**Goal**
Search the data for the string "求职动机与拟任职位的匹配性" and gather each line it is in.

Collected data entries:
>> begin
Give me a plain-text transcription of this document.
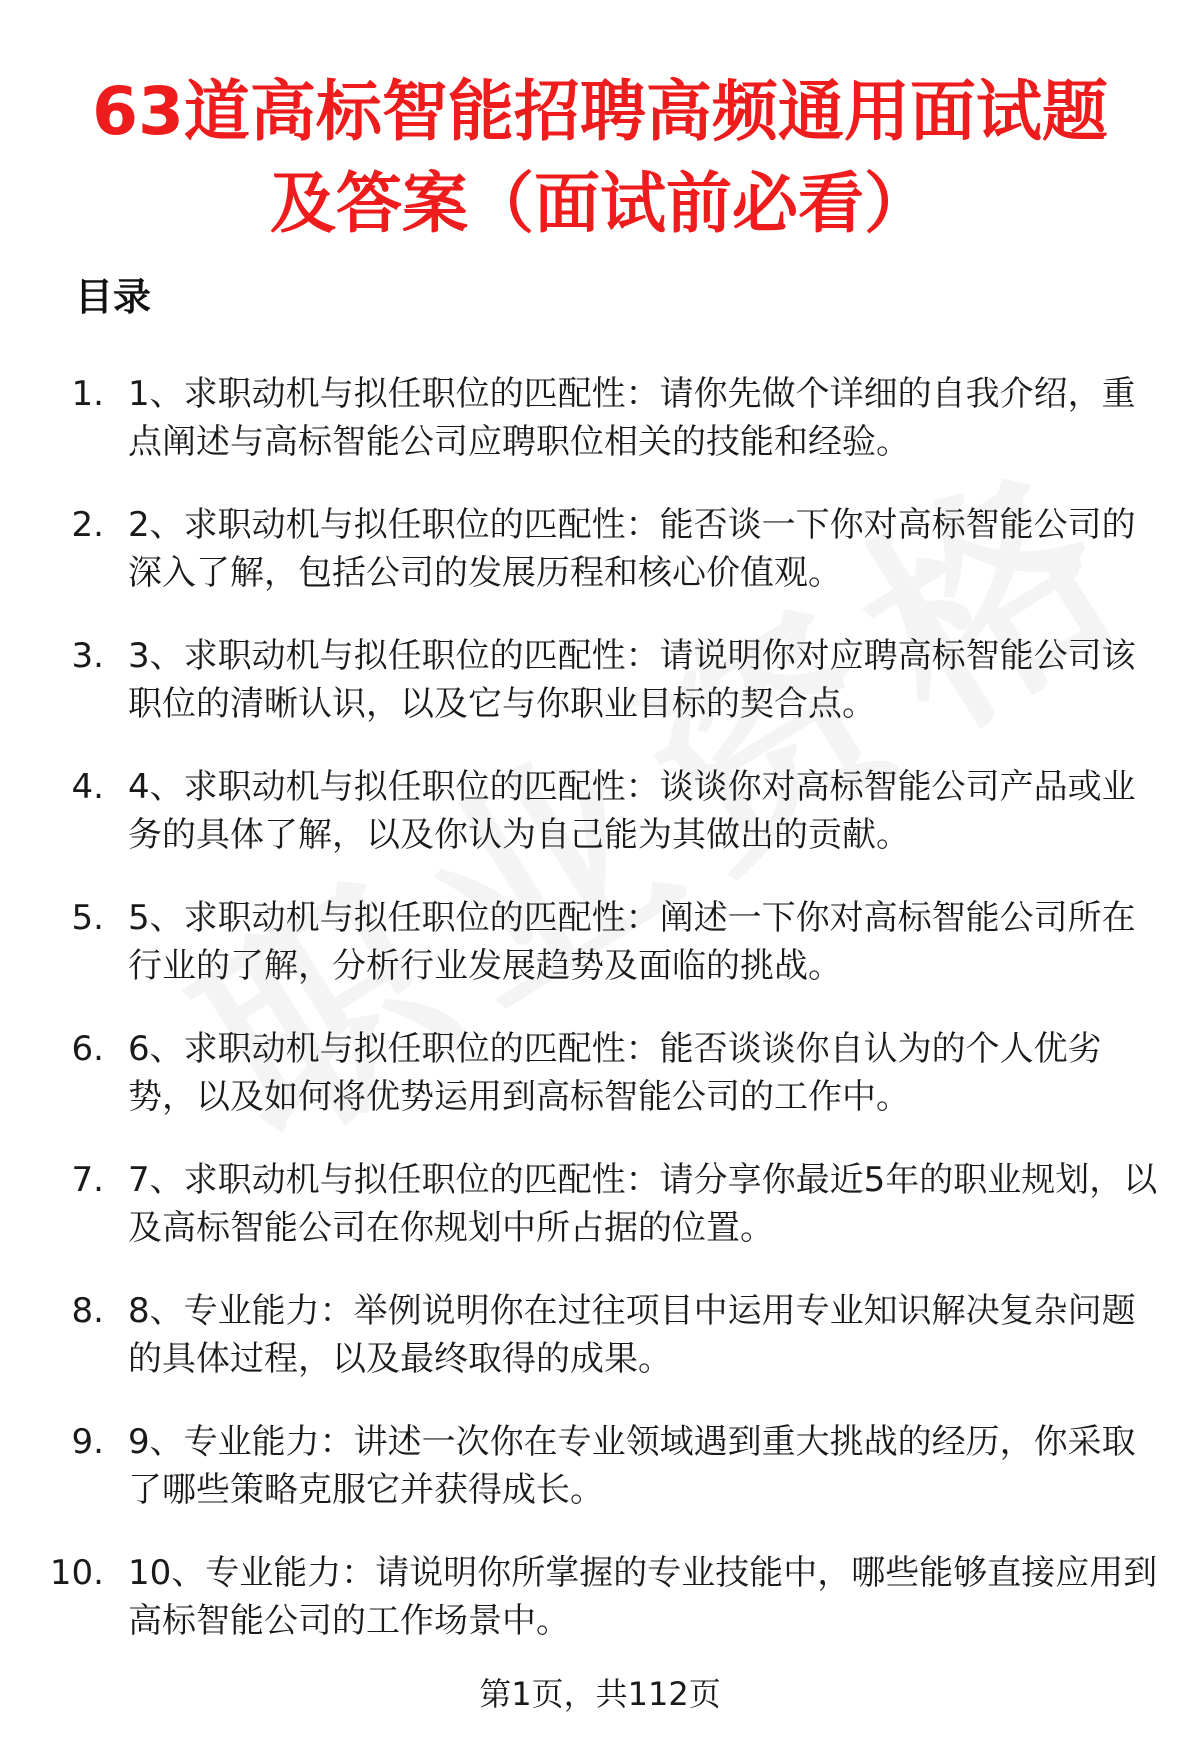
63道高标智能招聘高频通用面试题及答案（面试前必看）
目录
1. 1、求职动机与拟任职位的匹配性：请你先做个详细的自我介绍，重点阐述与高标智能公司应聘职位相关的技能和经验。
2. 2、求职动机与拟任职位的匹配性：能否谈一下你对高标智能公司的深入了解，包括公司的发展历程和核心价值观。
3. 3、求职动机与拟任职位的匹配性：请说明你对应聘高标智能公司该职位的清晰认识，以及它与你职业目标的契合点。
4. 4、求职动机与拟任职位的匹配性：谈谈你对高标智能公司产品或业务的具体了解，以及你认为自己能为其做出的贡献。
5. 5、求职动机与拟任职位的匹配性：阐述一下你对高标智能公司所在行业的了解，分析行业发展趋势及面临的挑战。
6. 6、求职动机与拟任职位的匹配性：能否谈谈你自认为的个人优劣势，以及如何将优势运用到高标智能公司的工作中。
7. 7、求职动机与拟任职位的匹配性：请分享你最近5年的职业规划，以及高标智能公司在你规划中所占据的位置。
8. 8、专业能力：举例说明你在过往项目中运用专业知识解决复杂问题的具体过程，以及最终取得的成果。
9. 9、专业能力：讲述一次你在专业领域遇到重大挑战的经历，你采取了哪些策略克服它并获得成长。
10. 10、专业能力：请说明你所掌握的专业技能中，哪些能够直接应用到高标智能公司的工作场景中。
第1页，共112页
>> end
**Right answer**
1. 1、求职动机与拟任职位的匹配性：请你先做个详细的自我介绍，重点阐述与高标智能公司应聘职位相关的技能和经验。
2. 2、求职动机与拟任职位的匹配性：能否谈一下你对高标智能公司的深入了解，包括公司的发展历程和核心价值观。
3. 3、求职动机与拟任职位的匹配性：请说明你对应聘高标智能公司该职位的清晰认识，以及它与你职业目标的契合点。
4. 4、求职动机与拟任职位的匹配性：谈谈你对高标智能公司产品或业务的具体了解，以及你认为自己能为其做出的贡献。
5. 5、求职动机与拟任职位的匹配性：阐述一下你对高标智能公司所在行业的了解，分析行业发展趋势及面临的挑战。
6. 6、求职动机与拟任职位的匹配性：能否谈谈你自认为的个人优劣势，以及如何将优势运用到高标智能公司的工作中。
7. 7、求职动机与拟任职位的匹配性：请分享你最近5年的职业规划，以及高标智能公司在你规划中所占据的位置。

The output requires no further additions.